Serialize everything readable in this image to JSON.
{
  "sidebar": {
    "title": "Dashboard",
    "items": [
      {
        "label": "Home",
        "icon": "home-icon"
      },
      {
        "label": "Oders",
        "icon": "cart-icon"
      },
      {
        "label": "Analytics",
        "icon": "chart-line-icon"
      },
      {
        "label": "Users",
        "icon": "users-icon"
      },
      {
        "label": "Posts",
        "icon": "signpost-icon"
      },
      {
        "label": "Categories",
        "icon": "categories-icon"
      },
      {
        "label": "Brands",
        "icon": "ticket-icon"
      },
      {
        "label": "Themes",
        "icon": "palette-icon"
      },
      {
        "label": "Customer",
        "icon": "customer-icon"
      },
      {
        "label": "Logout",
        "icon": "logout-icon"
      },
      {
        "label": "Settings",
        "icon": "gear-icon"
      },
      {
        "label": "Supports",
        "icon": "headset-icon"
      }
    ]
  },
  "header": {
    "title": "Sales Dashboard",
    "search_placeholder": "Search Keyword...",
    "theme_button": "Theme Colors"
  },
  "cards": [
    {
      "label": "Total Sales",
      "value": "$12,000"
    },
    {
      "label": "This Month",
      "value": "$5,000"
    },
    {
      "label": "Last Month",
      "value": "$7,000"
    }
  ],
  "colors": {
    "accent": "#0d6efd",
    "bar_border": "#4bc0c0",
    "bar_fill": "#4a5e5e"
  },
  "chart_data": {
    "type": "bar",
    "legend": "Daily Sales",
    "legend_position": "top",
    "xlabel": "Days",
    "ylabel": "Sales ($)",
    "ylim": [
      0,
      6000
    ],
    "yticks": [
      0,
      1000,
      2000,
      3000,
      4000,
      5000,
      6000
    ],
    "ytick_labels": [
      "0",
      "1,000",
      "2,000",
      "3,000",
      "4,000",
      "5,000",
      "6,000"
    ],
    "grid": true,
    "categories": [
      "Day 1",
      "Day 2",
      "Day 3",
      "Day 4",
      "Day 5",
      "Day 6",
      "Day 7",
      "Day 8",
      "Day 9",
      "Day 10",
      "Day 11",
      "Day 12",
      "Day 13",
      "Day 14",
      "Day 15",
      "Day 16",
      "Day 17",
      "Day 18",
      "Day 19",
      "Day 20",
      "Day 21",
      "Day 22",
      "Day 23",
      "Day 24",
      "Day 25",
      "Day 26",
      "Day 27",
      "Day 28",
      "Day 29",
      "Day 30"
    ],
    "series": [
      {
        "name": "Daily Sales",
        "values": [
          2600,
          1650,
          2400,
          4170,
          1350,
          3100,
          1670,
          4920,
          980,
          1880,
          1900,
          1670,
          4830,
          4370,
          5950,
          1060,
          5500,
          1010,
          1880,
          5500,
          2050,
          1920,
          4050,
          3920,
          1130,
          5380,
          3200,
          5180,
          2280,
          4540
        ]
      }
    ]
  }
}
════════════════
- _Written request_: From the listing above, extract every line exactly as it stands.

- _Written response_:
Serialize everything readable in this image to JSON.
{
  "sidebar": {
    "title": "Dashboard",
    "items": [
      {
        "label": "Home",
        "icon": "home-icon"
      },
      {
        "label": "Oders",
        "icon": "cart-icon"
      },
      {
        "label": "Analytics",
        "icon": "chart-line-icon"
      },
      {
        "label": "Users",
        "icon": "users-icon"
      },
      {
        "label": "Posts",
        "icon": "signpost-icon"
      },
      {
        "label": "Categories",
        "icon": "categories-icon"
      },
      {
        "label": "Brands",
        "icon": "ticket-icon"
      },
      {
        "label": "Themes",
        "icon": "palette-icon"
      },
      {
        "label": "Customer",
        "icon": "customer-icon"
      },
      {
        "label": "Logout",
        "icon": "logout-icon"
      },
      {
        "label": "Settings",
        "icon": "gear-icon"
      },
      {
        "label": "Supports",
        "icon": "headset-icon"
      }
    ]
  },
  "header": {
    "title": "Sales Dashboard",
    "search_placeholder": "Search Keyword...",
    "theme_button": "Theme Colors"
  },
  "cards": [
    {
      "label": "Total Sales",
      "value": "$12,000"
    },
    {
      "label": "This Month",
      "value": "$5,000"
    },
    {
      "label": "Last Month",
      "value": "$7,000"
    }
  ],
  "colors": {
    "accent": "#0d6efd",
    "bar_border": "#4bc0c0",
    "bar_fill": "#4a5e5e"
  },
  "chart_data": {
    "type": "bar",
    "legend": "Daily Sales",
    "legend_position": "top",
    "xlabel": "Days",
    "ylabel": "Sales ($)",
    "ylim": [
      0,
      6000
    ],
    "yticks": [
      0,
      1000,
      2000,
      3000,
      4000,
      5000,
      6000
    ],
    "ytick_labels": [
      "0",
      "1,000",
      "2,000",
      "3,000",
      "4,000",
      "5,000",
      "6,000"
    ],
    "grid": true,
    "categories": [
      "Day 1",
      "Day 2",
      "Day 3",
      "Day 4",
      "Day 5",
      "Day 6",
      "Day 7",
      "Day 8",
      "Day 9",
      "Day 10",
      "Day 11",
      "Day 12",
      "Day 13",
      "Day 14",
      "Day 15",
      "Day 16",
      "Day 17",
      "Day 18",
      "Day 19",
      "Day 20",
      "Day 21",
      "Day 22",
      "Day 23",
      "Day 24",
      "Day 25",
      "Day 26",
      "Day 27",
      "Day 28",
      "Day 29",
      "Day 30"
    ],
    "series": [
      {
        "name": "Daily Sales",
        "values": [
          2600,
          1650,
          2400,
          4170,
          1350,
          3100,
          1670,
          4920,
          980,
          1880,
          1900,
          1670,
          4830,
          4370,
          5950,
          1060,
          5500,
          1010,
          1880,
          5500,
          2050,
          1920,
          4050,
          3920,
          1130,
          5380,
          3200,
          5180,
          2280,
          4540
        ]
      }
    ]
  }
}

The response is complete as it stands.